● **Data items**:
[start]
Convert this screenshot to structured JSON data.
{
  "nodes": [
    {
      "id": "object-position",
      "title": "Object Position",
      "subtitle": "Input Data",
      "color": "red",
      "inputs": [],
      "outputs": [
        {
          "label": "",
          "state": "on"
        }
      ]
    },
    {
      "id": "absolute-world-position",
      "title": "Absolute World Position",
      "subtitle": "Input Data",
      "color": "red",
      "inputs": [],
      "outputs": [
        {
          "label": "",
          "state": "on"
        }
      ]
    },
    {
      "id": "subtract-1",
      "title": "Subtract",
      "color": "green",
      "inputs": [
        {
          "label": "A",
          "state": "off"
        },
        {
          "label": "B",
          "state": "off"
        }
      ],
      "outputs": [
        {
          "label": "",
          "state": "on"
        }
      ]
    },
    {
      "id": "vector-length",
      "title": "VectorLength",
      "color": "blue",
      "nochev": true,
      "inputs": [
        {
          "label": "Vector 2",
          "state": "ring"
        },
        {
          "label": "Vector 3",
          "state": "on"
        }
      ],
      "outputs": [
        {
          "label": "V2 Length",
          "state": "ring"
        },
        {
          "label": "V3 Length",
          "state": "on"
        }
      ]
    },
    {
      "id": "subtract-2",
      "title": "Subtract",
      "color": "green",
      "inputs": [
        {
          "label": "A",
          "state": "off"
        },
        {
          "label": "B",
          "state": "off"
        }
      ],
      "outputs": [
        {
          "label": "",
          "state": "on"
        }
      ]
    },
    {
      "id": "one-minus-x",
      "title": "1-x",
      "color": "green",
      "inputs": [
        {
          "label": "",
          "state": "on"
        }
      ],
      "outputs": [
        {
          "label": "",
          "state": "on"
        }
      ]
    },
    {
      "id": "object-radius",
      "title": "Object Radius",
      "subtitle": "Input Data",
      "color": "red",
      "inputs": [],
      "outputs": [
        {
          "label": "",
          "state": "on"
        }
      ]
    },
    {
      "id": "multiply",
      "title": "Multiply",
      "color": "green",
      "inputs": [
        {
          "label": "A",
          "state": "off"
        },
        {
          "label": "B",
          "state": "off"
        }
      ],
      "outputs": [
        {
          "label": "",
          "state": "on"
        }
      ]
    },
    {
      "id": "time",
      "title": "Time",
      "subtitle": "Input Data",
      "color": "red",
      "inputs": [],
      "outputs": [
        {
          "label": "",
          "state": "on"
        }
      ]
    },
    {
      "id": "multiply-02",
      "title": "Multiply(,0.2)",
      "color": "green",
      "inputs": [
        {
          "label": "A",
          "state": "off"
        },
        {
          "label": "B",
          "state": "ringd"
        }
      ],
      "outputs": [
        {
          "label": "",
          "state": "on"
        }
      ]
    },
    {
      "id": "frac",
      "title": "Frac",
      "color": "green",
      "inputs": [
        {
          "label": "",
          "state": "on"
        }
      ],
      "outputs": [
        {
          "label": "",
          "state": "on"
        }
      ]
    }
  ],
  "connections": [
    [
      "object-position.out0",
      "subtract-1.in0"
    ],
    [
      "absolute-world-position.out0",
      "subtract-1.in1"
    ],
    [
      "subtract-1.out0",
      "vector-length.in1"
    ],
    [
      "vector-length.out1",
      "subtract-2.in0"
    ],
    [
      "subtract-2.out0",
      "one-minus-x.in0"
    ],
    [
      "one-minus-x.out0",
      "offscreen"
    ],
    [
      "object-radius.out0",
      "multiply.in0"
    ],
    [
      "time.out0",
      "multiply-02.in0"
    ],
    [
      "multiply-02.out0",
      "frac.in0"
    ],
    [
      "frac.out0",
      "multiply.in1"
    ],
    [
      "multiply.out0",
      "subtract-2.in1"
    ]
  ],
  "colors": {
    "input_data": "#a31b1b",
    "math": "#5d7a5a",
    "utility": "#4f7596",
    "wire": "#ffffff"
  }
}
[end]
● **WHAT THE TASK ASKS**: Write the data back out verbatim.

● **OUTPUT OF THE TASK**:
Convert this screenshot to structured JSON data.
{
  "nodes": [
    {
      "id": "object-position",
      "title": "Object Position",
      "subtitle": "Input Data",
      "color": "red",
      "inputs": [],
      "outputs": [
        {
          "label": "",
          "state": "on"
        }
      ]
    },
    {
      "id": "absolute-world-position",
      "title": "Absolute World Position",
      "subtitle": "Input Data",
      "color": "red",
      "inputs": [],
      "outputs": [
        {
          "label": "",
          "state": "on"
        }
      ]
    },
    {
      "id": "subtract-1",
      "title": "Subtract",
      "color": "green",
      "inputs": [
        {
          "label": "A",
          "state": "off"
        },
        {
          "label": "B",
          "state": "off"
        }
      ],
      "outputs": [
        {
          "label": "",
          "state": "on"
        }
      ]
    },
    {
      "id": "vector-length",
      "title": "VectorLength",
      "color": "blue",
      "nochev": true,
      "inputs": [
        {
          "label": "Vector 2",
          "state": "ring"
        },
        {
          "label": "Vector 3",
          "state": "on"
        }
      ],
      "outputs": [
        {
          "label": "V2 Length",
          "state": "ring"
        },
        {
          "label": "V3 Length",
          "state": "on"
        }
      ]
    },
    {
      "id": "subtract-2",
      "title": "Subtract",
      "color": "green",
      "inputs": [
        {
          "label": "A",
          "state": "off"
        },
        {
          "label": "B",
          "state": "off"
        }
      ],
      "outputs": [
        {
          "label": "",
          "state": "on"
        }
      ]
    },
    {
      "id": "one-minus-x",
      "title": "1-x",
      "color": "green",
      "inputs": [
        {
          "label": "",
          "state": "on"
        }
      ],
      "outputs": [
        {
          "label": "",
          "state": "on"
        }
      ]
    },
    {
      "id": "object-radius",
      "title": "Object Radius",
      "subtitle": "Input Data",
      "color": "red",
      "inputs": [],
      "outputs": [
        {
          "label": "",
          "state": "on"
        }
      ]
    },
    {
      "id": "multiply",
      "title": "Multiply",
      "color": "green",
      "inputs": [
        {
          "label": "A",
          "state": "off"
        },
        {
          "label": "B",
          "state": "off"
        }
      ],
      "outputs": [
        {
          "label": "",
          "state": "on"
        }
      ]
    },
    {
      "id": "time",
      "title": "Time",
      "subtitle": "Input Data",
      "color": "red",
      "inputs": [],
      "outputs": [
        {
          "label": "",
          "state": "on"
        }
      ]
    },
    {
      "id": "multiply-02",
      "title": "Multiply(,0.2)",
      "color": "green",
      "inputs": [
        {
          "label": "A",
          "state": "off"
        },
        {
          "label": "B",
          "state": "ringd"
        }
      ],
      "outputs": [
        {
          "label": "",
          "state": "on"
        }
      ]
    },
    {
      "id": "frac",
      "title": "Frac",
      "color": "green",
      "inputs": [
        {
          "label": "",
          "state": "on"
        }
      ],
      "outputs": [
        {
          "label": "",
          "state": "on"
        }
      ]
    }
  ],
  "connections": [
    [
      "object-position.out0",
      "subtract-1.in0"
    ],
    [
      "absolute-world-position.out0",
      "subtract-1.in1"
    ],
    [
      "subtract-1.out0",
      "vector-length.in1"
    ],
    [
      "vector-length.out1",
      "subtract-2.in0"
    ],
    [
      "subtract-2.out0",
      "one-minus-x.in0"
    ],
    [
      "one-minus-x.out0",
      "offscreen"
    ],
    [
      "object-radius.out0",
      "multiply.in0"
    ],
    [
      "time.out0",
      "multiply-02.in0"
    ],
    [
      "multiply-02.out0",
      "frac.in0"
    ],
    [
      "frac.out0",
      "multiply.in1"
    ],
    [
      "multiply.out0",
      "subtract-2.in1"
    ]
  ],
  "colors": {
    "input_data": "#a31b1b",
    "math": "#5d7a5a",
    "utility": "#4f7596",
    "wire": "#ffffff"
  }
}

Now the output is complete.